▼
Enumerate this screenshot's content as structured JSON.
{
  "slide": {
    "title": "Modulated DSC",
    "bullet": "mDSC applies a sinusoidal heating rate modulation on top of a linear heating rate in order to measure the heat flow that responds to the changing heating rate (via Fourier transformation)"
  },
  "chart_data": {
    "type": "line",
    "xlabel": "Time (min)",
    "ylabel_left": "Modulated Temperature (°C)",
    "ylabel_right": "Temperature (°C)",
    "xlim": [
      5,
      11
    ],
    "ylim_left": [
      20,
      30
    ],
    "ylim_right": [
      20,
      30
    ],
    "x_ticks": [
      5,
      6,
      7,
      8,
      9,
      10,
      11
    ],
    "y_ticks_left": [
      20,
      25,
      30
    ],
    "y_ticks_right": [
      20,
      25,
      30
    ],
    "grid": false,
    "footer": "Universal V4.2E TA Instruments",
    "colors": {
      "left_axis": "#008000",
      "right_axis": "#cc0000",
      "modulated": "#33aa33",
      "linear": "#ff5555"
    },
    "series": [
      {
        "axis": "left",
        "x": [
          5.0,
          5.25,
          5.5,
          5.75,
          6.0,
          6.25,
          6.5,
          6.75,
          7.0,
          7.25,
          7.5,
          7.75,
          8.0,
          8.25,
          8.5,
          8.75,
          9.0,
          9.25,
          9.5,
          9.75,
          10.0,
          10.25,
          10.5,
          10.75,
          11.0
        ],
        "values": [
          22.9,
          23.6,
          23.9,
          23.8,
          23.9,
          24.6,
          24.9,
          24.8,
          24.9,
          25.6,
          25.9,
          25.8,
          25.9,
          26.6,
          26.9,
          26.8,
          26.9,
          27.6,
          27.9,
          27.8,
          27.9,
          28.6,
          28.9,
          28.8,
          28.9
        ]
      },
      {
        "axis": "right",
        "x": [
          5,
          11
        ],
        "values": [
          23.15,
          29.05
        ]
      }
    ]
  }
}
▲
• [What to do]: Take every line from the data that contains the word "Temperature".

• [Final result]:
    "ylabel_left": "Modulated Temperature (°C)",
    "ylabel_right": "Temperature (°C)",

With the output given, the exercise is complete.